The records:
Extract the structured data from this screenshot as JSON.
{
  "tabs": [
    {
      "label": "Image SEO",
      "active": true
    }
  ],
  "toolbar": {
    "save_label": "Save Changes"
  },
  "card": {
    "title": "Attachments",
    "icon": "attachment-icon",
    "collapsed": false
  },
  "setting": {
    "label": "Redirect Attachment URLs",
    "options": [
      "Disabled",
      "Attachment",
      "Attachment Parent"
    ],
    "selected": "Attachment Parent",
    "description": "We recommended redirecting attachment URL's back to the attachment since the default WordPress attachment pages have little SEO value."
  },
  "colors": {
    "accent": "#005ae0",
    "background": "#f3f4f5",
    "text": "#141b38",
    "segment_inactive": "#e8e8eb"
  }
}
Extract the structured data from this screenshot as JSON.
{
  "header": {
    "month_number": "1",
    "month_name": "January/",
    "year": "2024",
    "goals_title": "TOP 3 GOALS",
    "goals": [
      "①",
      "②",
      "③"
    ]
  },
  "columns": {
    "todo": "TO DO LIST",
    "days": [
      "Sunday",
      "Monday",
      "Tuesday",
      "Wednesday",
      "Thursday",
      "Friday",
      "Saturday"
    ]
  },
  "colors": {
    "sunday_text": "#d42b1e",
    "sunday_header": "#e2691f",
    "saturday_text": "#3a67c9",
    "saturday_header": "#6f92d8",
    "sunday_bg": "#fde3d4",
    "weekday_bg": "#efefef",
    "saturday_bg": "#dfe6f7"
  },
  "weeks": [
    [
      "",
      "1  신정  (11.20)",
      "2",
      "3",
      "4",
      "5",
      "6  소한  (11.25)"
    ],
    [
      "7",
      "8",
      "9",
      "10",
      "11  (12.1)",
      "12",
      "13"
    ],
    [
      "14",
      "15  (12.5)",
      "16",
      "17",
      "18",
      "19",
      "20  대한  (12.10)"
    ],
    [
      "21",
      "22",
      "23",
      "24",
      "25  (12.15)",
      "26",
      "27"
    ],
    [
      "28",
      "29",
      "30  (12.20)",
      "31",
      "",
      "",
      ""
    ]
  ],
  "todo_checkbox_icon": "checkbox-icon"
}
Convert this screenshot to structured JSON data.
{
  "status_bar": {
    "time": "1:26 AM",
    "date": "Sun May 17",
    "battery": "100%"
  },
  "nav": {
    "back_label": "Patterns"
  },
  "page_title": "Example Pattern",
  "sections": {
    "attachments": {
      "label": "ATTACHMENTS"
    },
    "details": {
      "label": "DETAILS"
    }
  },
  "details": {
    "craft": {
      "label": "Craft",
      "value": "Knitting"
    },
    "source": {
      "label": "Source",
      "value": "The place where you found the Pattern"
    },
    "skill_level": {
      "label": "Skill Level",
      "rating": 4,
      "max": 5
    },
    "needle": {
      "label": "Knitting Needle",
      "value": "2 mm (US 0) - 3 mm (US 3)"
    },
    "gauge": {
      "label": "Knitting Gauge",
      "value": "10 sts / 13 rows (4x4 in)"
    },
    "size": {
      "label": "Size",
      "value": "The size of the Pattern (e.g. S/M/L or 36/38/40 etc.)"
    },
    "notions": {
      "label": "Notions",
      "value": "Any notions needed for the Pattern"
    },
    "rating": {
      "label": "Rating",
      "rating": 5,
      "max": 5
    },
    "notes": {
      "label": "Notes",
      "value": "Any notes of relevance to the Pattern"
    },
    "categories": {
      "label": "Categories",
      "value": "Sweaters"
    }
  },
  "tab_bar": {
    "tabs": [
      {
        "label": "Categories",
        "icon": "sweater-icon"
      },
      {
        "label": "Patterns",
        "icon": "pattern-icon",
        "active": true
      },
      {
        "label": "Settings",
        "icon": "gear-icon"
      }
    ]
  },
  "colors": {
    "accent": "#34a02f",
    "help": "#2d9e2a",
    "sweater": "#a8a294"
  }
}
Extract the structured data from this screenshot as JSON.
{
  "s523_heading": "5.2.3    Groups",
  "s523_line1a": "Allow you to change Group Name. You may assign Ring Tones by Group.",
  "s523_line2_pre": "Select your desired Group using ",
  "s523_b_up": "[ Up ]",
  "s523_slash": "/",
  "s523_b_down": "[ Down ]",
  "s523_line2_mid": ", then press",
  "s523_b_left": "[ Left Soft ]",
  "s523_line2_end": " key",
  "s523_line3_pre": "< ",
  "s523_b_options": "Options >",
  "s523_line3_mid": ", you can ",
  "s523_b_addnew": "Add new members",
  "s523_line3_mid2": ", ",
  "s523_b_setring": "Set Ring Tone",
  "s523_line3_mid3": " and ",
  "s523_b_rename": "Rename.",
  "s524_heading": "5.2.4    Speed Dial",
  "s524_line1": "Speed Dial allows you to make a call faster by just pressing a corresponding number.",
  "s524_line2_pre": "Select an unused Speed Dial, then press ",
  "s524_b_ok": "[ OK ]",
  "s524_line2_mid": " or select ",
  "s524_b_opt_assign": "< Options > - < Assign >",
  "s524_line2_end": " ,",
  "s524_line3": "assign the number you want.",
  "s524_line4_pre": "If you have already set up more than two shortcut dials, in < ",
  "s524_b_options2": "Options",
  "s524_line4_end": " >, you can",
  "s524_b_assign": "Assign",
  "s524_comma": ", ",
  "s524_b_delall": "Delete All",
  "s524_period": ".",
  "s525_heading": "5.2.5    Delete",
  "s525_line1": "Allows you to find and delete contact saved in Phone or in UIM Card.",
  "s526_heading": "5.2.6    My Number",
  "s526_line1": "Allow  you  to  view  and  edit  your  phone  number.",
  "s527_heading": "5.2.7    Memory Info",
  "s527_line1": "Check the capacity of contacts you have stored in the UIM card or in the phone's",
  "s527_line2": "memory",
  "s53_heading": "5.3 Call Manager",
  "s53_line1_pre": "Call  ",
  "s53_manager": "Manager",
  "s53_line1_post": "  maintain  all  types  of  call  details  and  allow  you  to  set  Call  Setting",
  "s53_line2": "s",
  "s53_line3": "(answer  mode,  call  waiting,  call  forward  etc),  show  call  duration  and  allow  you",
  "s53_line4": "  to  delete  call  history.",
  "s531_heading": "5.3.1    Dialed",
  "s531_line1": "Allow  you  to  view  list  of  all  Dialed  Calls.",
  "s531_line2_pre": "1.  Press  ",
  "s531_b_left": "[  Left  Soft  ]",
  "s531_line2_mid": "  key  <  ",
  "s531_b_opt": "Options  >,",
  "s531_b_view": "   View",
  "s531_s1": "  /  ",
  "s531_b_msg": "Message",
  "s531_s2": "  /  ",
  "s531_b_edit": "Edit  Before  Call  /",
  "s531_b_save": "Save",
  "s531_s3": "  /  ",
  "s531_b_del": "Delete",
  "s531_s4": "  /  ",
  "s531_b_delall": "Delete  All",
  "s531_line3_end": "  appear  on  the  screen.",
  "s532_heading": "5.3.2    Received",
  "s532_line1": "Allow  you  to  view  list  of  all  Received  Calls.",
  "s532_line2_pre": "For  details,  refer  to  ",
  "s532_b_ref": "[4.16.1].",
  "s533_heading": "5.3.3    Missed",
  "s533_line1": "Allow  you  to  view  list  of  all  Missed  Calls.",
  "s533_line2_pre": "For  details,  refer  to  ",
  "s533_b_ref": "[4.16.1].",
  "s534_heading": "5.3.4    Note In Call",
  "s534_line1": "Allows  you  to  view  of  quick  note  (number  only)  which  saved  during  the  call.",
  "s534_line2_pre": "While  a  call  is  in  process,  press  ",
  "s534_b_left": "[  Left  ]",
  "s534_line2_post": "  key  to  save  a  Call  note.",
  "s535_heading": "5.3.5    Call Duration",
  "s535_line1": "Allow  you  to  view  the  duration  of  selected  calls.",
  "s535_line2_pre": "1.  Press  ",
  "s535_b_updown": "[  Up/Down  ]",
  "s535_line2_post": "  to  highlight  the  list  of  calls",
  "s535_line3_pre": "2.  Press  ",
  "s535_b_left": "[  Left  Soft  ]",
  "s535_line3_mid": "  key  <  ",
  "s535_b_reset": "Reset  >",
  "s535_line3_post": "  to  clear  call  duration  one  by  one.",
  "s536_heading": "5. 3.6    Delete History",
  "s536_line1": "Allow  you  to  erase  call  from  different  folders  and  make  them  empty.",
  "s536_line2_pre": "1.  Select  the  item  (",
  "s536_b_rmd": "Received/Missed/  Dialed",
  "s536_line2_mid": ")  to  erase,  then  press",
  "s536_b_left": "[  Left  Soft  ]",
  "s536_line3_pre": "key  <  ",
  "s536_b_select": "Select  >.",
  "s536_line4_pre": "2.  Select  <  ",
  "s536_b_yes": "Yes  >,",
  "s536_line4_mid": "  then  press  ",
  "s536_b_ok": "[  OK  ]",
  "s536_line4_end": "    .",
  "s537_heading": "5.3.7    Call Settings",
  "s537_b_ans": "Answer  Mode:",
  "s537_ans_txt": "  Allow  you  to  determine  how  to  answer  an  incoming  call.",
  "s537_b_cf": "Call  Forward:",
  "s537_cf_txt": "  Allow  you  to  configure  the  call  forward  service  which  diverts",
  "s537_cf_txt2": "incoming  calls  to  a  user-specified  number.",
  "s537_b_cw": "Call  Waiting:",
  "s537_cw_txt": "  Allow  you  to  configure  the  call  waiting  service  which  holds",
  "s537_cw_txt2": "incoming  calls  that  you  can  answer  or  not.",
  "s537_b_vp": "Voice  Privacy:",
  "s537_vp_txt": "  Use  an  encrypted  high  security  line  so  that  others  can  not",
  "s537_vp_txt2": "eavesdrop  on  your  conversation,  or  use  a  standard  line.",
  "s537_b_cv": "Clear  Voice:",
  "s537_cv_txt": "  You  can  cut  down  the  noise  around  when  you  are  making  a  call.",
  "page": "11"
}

What you are asked to do:
Determine how many lines of the listing above hold the word "Received". Report that number without anything else.

Solution to the problem:
3